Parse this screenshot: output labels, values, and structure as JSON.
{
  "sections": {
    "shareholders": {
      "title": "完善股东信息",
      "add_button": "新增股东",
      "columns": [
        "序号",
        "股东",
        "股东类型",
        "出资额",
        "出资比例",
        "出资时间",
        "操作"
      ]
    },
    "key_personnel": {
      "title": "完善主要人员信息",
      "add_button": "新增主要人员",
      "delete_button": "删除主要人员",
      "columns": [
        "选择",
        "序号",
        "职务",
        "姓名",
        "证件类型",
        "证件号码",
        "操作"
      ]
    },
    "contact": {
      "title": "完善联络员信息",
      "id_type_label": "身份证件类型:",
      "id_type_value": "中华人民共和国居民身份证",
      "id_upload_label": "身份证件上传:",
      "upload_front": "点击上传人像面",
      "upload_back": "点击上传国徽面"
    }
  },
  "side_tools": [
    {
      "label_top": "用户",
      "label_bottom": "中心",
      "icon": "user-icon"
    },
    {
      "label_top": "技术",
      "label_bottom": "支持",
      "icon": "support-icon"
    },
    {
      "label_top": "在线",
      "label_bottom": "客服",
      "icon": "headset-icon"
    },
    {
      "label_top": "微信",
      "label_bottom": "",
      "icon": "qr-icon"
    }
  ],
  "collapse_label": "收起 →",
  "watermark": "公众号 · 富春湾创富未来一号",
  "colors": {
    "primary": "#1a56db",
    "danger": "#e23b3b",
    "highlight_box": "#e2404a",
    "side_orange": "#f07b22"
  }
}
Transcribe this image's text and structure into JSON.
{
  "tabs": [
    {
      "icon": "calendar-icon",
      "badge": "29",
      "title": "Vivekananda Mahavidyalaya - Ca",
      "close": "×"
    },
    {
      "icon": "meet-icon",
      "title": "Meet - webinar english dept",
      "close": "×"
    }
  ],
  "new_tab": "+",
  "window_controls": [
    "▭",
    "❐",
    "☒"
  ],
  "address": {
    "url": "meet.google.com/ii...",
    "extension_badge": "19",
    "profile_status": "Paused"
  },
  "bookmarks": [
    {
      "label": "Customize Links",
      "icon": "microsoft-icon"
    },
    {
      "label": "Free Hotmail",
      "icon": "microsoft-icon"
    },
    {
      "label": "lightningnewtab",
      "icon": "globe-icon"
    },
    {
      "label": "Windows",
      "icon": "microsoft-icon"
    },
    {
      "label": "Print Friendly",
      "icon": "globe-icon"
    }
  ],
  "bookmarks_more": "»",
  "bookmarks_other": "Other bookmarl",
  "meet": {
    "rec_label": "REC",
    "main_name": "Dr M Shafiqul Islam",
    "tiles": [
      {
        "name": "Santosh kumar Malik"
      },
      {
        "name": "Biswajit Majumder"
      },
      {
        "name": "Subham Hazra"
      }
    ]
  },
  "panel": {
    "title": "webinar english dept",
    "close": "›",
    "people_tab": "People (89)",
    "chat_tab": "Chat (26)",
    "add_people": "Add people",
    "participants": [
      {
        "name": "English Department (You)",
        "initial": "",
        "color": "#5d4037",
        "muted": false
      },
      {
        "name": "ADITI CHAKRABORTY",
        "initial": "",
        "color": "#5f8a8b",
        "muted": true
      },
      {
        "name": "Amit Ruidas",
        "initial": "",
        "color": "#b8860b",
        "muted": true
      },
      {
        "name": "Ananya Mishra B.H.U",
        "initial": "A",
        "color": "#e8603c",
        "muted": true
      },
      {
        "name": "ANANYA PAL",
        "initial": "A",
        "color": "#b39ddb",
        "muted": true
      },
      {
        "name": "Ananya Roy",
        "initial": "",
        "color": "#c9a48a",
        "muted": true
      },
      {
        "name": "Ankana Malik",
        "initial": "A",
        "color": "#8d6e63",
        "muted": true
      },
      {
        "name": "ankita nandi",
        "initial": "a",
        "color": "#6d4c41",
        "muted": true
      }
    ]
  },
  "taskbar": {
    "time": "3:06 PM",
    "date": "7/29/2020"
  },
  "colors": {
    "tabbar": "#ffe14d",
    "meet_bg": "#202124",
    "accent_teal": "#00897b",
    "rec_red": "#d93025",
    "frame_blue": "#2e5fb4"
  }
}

> **What is being asked**:
Repeat the material above in full, exactly as it stands.

> **Exercise output**:
Parse this screenshot: output labels, values, and structure as JSON.
{
  "sections": {
    "shareholders": {
      "title": "完善股东信息",
      "add_button": "新增股东",
      "columns": [
        "序号",
        "股东",
        "股东类型",
        "出资额",
        "出资比例",
        "出资时间",
        "操作"
      ]
    },
    "key_personnel": {
      "title": "完善主要人员信息",
      "add_button": "新增主要人员",
      "delete_button": "删除主要人员",
      "columns": [
        "选择",
        "序号",
        "职务",
        "姓名",
        "证件类型",
        "证件号码",
        "操作"
      ]
    },
    "contact": {
      "title": "完善联络员信息",
      "id_type_label": "身份证件类型:",
      "id_type_value": "中华人民共和国居民身份证",
      "id_upload_label": "身份证件上传:",
      "upload_front": "点击上传人像面",
      "upload_back": "点击上传国徽面"
    }
  },
  "side_tools": [
    {
      "label_top": "用户",
      "label_bottom": "中心",
      "icon": "user-icon"
    },
    {
      "label_top": "技术",
      "label_bottom": "支持",
      "icon": "support-icon"
    },
    {
      "label_top": "在线",
      "label_bottom": "客服",
      "icon": "headset-icon"
    },
    {
      "label_top": "微信",
      "label_bottom": "",
      "icon": "qr-icon"
    }
  ],
  "collapse_label": "收起 →",
  "watermark": "公众号 · 富春湾创富未来一号",
  "colors": {
    "primary": "#1a56db",
    "danger": "#e23b3b",
    "highlight_box": "#e2404a",
    "side_orange": "#f07b22"
  }
}
Transcribe this image's text and structure into JSON.
{
  "tabs": [
    {
      "icon": "calendar-icon",
      "badge": "29",
      "title": "Vivekananda Mahavidyalaya - Ca",
      "close": "×"
    },
    {
      "icon": "meet-icon",
      "title": "Meet - webinar english dept",
      "close": "×"
    }
  ],
  "new_tab": "+",
  "window_controls": [
    "▭",
    "❐",
    "☒"
  ],
  "address": {
    "url": "meet.google.com/ii...",
    "extension_badge": "19",
    "profile_status": "Paused"
  },
  "bookmarks": [
    {
      "label": "Customize Links",
      "icon": "microsoft-icon"
    },
    {
      "label": "Free Hotmail",
      "icon": "microsoft-icon"
    },
    {
      "label": "lightningnewtab",
      "icon": "globe-icon"
    },
    {
      "label": "Windows",
      "icon": "microsoft-icon"
    },
    {
      "label": "Print Friendly",
      "icon": "globe-icon"
    }
  ],
  "bookmarks_more": "»",
  "bookmarks_other": "Other bookmarl",
  "meet": {
    "rec_label": "REC",
    "main_name": "Dr M Shafiqul Islam",
    "tiles": [
      {
        "name": "Santosh kumar Malik"
      },
      {
        "name": "Biswajit Majumder"
      },
      {
        "name": "Subham Hazra"
      }
    ]
  },
  "panel": {
    "title": "webinar english dept",
    "close": "›",
    "people_tab": "People (89)",
    "chat_tab": "Chat (26)",
    "add_people": "Add people",
    "participants": [
      {
        "name": "English Department (You)",
        "initial": "",
        "color": "#5d4037",
        "muted": false
      },
      {
        "name": "ADITI CHAKRABORTY",
        "initial": "",
        "color": "#5f8a8b",
        "muted": true
      },
      {
        "name": "Amit Ruidas",
        "initial": "",
        "color": "#b8860b",
        "muted": true
      },
      {
        "name": "Ananya Mishra B.H.U",
        "initial": "A",
        "color": "#e8603c",
        "muted": true
      },
      {
        "name": "ANANYA PAL",
        "initial": "A",
        "color": "#b39ddb",
        "muted": true
      },
      {
        "name": "Ananya Roy",
        "initial": "",
        "color": "#c9a48a",
        "muted": true
      },
      {
        "name": "Ankana Malik",
        "initial": "A",
        "color": "#8d6e63",
        "muted": true
      },
      {
        "name": "ankita nandi",
        "initial": "a",
        "color": "#6d4c41",
        "muted": true
      }
    ]
  },
  "taskbar": {
    "time": "3:06 PM",
    "date": "7/29/2020"
  },
  "colors": {
    "tabbar": "#ffe14d",
    "meet_bg": "#202124",
    "accent_teal": "#00897b",
    "rec_red": "#d93025",
    "frame_blue": "#2e5fb4"
  }
}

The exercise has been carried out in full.